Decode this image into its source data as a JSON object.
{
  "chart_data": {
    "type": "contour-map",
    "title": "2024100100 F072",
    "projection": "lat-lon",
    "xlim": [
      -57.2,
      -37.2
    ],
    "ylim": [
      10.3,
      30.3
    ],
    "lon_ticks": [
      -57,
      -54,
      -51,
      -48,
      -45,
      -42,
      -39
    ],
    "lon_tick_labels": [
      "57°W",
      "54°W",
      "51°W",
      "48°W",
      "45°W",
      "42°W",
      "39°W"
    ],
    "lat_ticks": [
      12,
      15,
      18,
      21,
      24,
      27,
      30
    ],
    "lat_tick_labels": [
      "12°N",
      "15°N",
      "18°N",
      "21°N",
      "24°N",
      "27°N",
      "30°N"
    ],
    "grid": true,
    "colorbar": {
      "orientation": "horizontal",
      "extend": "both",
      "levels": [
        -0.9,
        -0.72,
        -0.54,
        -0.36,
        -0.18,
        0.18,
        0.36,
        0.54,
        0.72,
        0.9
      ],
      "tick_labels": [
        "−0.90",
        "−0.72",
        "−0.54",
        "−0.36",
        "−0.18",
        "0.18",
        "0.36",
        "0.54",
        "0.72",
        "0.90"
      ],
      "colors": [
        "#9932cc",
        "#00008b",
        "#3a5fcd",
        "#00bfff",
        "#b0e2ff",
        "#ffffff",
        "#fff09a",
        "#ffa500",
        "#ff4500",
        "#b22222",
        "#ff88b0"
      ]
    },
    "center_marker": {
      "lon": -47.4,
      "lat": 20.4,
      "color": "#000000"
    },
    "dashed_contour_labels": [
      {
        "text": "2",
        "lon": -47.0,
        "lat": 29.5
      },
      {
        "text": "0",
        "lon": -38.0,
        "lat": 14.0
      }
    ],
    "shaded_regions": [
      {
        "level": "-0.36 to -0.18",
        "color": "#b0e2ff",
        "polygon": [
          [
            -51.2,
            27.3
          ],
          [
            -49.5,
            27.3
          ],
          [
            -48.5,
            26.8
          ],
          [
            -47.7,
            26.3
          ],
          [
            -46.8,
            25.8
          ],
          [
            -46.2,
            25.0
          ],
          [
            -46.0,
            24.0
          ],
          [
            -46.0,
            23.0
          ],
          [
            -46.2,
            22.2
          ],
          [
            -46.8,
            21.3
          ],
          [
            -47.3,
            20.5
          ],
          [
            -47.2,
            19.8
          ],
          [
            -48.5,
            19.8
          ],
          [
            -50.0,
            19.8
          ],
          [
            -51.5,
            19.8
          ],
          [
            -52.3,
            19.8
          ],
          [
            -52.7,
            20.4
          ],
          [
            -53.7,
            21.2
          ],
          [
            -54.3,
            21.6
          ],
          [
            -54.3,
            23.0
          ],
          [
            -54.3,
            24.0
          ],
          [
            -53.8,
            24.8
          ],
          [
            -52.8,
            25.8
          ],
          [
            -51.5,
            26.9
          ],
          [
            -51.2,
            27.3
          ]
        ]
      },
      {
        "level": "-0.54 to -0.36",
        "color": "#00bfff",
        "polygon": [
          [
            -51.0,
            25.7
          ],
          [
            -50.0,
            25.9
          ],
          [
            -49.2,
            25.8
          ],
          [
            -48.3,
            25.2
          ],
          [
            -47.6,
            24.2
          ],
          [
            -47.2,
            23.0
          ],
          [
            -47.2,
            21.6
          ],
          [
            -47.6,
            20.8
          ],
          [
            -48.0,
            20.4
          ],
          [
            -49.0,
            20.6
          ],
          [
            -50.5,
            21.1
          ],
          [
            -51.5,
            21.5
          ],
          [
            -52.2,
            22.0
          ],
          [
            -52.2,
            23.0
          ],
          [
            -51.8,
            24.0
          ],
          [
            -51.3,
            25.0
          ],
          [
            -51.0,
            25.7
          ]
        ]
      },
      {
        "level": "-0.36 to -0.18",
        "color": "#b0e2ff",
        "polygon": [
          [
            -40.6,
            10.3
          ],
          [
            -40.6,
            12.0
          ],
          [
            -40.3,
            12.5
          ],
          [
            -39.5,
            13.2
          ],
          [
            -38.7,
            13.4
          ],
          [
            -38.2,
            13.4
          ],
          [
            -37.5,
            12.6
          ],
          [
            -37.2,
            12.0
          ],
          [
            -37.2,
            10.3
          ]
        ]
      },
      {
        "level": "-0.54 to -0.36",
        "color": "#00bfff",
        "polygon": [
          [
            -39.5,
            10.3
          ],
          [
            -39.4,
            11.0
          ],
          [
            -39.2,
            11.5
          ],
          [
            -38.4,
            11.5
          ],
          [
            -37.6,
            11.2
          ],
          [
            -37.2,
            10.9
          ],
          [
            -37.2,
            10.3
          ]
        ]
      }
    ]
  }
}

= = =

◆ **Written request**
Write out the entries above once more, without altering anything.

◆ **Full output**
Decode this image into its source data as a JSON object.
{
  "chart_data": {
    "type": "contour-map",
    "title": "2024100100 F072",
    "projection": "lat-lon",
    "xlim": [
      -57.2,
      -37.2
    ],
    "ylim": [
      10.3,
      30.3
    ],
    "lon_ticks": [
      -57,
      -54,
      -51,
      -48,
      -45,
      -42,
      -39
    ],
    "lon_tick_labels": [
      "57°W",
      "54°W",
      "51°W",
      "48°W",
      "45°W",
      "42°W",
      "39°W"
    ],
    "lat_ticks": [
      12,
      15,
      18,
      21,
      24,
      27,
      30
    ],
    "lat_tick_labels": [
      "12°N",
      "15°N",
      "18°N",
      "21°N",
      "24°N",
      "27°N",
      "30°N"
    ],
    "grid": true,
    "colorbar": {
      "orientation": "horizontal",
      "extend": "both",
      "levels": [
        -0.9,
        -0.72,
        -0.54,
        -0.36,
        -0.18,
        0.18,
        0.36,
        0.54,
        0.72,
        0.9
      ],
      "tick_labels": [
        "−0.90",
        "−0.72",
        "−0.54",
        "−0.36",
        "−0.18",
        "0.18",
        "0.36",
        "0.54",
        "0.72",
        "0.90"
      ],
      "colors": [
        "#9932cc",
        "#00008b",
        "#3a5fcd",
        "#00bfff",
        "#b0e2ff",
        "#ffffff",
        "#fff09a",
        "#ffa500",
        "#ff4500",
        "#b22222",
        "#ff88b0"
      ]
    },
    "center_marker": {
      "lon": -47.4,
      "lat": 20.4,
      "color": "#000000"
    },
    "dashed_contour_labels": [
      {
        "text": "2",
        "lon": -47.0,
        "lat": 29.5
      },
      {
        "text": "0",
        "lon": -38.0,
        "lat": 14.0
      }
    ],
    "shaded_regions": [
      {
        "level": "-0.36 to -0.18",
        "color": "#b0e2ff",
        "polygon": [
          [
            -51.2,
            27.3
          ],
          [
            -49.5,
            27.3
          ],
          [
            -48.5,
            26.8
          ],
          [
            -47.7,
            26.3
          ],
          [
            -46.8,
            25.8
          ],
          [
            -46.2,
            25.0
          ],
          [
            -46.0,
            24.0
          ],
          [
            -46.0,
            23.0
          ],
          [
            -46.2,
            22.2
          ],
          [
            -46.8,
            21.3
          ],
          [
            -47.3,
            20.5
          ],
          [
            -47.2,
            19.8
          ],
          [
            -48.5,
            19.8
          ],
          [
            -50.0,
            19.8
          ],
          [
            -51.5,
            19.8
          ],
          [
            -52.3,
            19.8
          ],
          [
            -52.7,
            20.4
          ],
          [
            -53.7,
            21.2
          ],
          [
            -54.3,
            21.6
          ],
          [
            -54.3,
            23.0
          ],
          [
            -54.3,
            24.0
          ],
          [
            -53.8,
            24.8
          ],
          [
            -52.8,
            25.8
          ],
          [
            -51.5,
            26.9
          ],
          [
            -51.2,
            27.3
          ]
        ]
      },
      {
        "level": "-0.54 to -0.36",
        "color": "#00bfff",
        "polygon": [
          [
            -51.0,
            25.7
          ],
          [
            -50.0,
            25.9
          ],
          [
            -49.2,
            25.8
          ],
          [
            -48.3,
            25.2
          ],
          [
            -47.6,
            24.2
          ],
          [
            -47.2,
            23.0
          ],
          [
            -47.2,
            21.6
          ],
          [
            -47.6,
            20.8
          ],
          [
            -48.0,
            20.4
          ],
          [
            -49.0,
            20.6
          ],
          [
            -50.5,
            21.1
          ],
          [
            -51.5,
            21.5
          ],
          [
            -52.2,
            22.0
          ],
          [
            -52.2,
            23.0
          ],
          [
            -51.8,
            24.0
          ],
          [
            -51.3,
            25.0
          ],
          [
            -51.0,
            25.7
          ]
        ]
      },
      {
        "level": "-0.36 to -0.18",
        "color": "#b0e2ff",
        "polygon": [
          [
            -40.6,
            10.3
          ],
          [
            -40.6,
            12.0
          ],
          [
            -40.3,
            12.5
          ],
          [
            -39.5,
            13.2
          ],
          [
            -38.7,
            13.4
          ],
          [
            -38.2,
            13.4
          ],
          [
            -37.5,
            12.6
          ],
          [
            -37.2,
            12.0
          ],
          [
            -37.2,
            10.3
          ]
        ]
      },
      {
        "level": "-0.54 to -0.36",
        "color": "#00bfff",
        "polygon": [
          [
            -39.5,
            10.3
          ],
          [
            -39.4,
            11.0
          ],
          [
            -39.2,
            11.5
          ],
          [
            -38.4,
            11.5
          ],
          [
            -37.6,
            11.2
          ],
          [
            -37.2,
            10.9
          ],
          [
            -37.2,
            10.3
          ]
        ]
      }
    ]
  }
}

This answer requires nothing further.